THE TASK
Extend the passage below on interviewing people with mental health conditions who live in mental health facilities, picking up right after its final heading.

SELECTED EXCERPT
----------------

Duty to Participants

For people with MHCs in mental health facilities who have routinized daily activities and may have been living there for many years- having a researcher enter their lives is a big deal! Over the course of Jack and Ben’s interviews they built relations with their participants, and Jack noted how residents’ faces would light up when he visited the facility! Exiting an environment like that when people have begun to like having you around, should be just as carefully thought out as how you go about entering. Keeping participants up to date with your research, sending them your transcripts and initial analysis, and respecting that they give you an insight into their experiences- their life, was recommended.

With regards to balances in power relations, it’s important to remind participants that you’re not a member of staff and work independently- therefore they won’t be punished for anything they tell you.

Prep and Practical Advise!

----------------

(Document layout analysis data)
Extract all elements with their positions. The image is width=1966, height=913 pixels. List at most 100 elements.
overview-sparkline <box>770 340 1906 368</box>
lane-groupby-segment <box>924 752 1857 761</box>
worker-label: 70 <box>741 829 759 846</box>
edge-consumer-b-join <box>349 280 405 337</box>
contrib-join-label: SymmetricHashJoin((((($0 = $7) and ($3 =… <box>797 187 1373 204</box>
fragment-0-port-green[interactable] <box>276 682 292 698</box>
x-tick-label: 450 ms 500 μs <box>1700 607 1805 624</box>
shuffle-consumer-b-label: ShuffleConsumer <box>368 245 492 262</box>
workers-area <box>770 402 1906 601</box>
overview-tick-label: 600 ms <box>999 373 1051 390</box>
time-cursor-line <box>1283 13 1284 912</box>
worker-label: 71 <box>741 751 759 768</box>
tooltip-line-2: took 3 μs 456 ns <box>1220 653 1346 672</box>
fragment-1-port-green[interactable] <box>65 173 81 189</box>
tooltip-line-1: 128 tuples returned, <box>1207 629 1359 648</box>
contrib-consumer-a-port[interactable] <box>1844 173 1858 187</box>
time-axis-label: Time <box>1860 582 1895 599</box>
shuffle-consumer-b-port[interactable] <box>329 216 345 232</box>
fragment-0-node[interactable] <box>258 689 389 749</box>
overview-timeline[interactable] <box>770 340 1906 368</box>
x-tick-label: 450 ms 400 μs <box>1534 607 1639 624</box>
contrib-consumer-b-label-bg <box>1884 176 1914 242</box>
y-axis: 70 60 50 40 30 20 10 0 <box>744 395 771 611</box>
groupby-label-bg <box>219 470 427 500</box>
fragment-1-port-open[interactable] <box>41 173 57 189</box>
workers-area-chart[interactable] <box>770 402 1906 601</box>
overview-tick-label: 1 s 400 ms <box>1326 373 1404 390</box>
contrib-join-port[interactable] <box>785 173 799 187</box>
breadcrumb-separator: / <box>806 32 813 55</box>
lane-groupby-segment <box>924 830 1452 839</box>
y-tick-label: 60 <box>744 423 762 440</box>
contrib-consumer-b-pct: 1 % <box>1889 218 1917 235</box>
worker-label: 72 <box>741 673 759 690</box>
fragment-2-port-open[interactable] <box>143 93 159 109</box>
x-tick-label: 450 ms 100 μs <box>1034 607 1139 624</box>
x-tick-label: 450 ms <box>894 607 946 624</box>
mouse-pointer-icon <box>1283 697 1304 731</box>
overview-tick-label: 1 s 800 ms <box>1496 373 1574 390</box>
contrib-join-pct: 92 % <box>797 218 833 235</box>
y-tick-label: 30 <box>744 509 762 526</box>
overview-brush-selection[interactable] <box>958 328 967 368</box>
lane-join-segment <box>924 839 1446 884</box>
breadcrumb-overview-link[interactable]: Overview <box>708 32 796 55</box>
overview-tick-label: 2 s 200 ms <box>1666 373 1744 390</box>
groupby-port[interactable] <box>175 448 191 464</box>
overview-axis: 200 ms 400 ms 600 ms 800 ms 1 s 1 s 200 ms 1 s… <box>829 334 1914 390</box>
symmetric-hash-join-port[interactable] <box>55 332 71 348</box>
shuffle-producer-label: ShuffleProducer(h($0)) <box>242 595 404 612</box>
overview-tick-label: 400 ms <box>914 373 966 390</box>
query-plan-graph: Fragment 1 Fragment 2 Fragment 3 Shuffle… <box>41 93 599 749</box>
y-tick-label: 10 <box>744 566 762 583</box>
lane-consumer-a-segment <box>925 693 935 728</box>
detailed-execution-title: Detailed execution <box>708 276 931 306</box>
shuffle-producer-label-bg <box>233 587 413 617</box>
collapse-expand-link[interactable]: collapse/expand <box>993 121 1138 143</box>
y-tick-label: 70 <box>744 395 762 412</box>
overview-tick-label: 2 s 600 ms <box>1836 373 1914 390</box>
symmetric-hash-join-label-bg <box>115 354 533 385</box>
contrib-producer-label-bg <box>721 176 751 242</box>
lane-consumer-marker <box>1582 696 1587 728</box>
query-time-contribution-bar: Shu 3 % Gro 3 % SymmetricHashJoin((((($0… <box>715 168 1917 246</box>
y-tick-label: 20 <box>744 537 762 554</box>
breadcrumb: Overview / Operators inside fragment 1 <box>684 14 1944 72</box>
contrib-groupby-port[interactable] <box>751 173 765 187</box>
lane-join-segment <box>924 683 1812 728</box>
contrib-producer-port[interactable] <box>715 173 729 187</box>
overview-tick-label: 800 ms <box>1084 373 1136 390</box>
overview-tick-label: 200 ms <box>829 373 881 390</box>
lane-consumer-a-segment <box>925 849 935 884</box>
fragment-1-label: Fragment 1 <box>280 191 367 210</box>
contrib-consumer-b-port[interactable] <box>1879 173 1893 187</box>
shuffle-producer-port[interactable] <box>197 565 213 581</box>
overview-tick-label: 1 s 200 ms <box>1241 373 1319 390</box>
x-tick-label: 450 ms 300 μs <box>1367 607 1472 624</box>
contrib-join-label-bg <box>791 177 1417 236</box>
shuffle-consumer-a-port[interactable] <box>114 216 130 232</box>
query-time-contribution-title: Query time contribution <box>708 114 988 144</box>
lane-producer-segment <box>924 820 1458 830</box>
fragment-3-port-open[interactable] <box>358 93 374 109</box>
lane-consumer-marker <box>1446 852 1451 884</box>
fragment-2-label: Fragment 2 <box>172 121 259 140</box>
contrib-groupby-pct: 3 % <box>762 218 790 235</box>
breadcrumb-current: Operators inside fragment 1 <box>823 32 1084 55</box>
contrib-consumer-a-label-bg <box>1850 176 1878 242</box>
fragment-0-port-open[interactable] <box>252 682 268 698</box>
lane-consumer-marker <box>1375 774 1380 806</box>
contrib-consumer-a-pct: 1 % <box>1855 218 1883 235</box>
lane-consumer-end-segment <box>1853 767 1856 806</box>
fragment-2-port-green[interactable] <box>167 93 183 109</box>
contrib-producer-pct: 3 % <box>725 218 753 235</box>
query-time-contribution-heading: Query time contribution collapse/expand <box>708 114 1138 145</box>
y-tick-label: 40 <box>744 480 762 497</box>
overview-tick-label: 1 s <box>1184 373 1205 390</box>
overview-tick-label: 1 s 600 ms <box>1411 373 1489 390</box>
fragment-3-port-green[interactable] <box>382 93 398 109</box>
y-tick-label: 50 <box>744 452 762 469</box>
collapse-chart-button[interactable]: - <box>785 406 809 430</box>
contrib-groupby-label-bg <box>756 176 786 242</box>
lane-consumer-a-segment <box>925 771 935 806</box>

----------------

ANSWER AREA
One of the first things Ben flagged up in his advice was to take the preparatory classical literature on interviewing people with MHCs with a pinch of salt! In some ways it alienates this group and he urges us to remember that they’re fellow human beings. Jack advised that people wanting to work within secured facilities should factor in the extensive safety training needed before you’ll be allowed access-and to factor that into your time scale. He also reflected on how some interviewees tended to go on long and sometimes delusional (although revealing) tangents, whereas others gave little more than one word answers. He recommended having two sets of question sheets to hand. One for bringing tangents back on track- grouped my main themes or with a significantly reduced number of questions; and the other with more detailed questions for those who don’t give much response.

Some of the topics researched were sensitive and caused participants to become upset. This is something predictable in most interviews but may be more likely/severe for people with MHCs or those living in secured facilities. All researchers remind us to remain human and sensitive to the feelings of participants, whilst not breeching professional boundaries. A tip on how to do this came from Jacks first-hand experience of a participant getting upset in an interview. He gave the interviewee time to experience those emotions, asked if he would like to take a break or end the interview for the time being or altogether. This allowed the interviewee the time they needed, and provided them with time to collect their thoughts before carrying on the interview (if they so wished.)

Of course this was just a snapshot of what was discussed but hopefully it has helped give some ideas to researchers either get getting into, or hoping to get into, this area of research!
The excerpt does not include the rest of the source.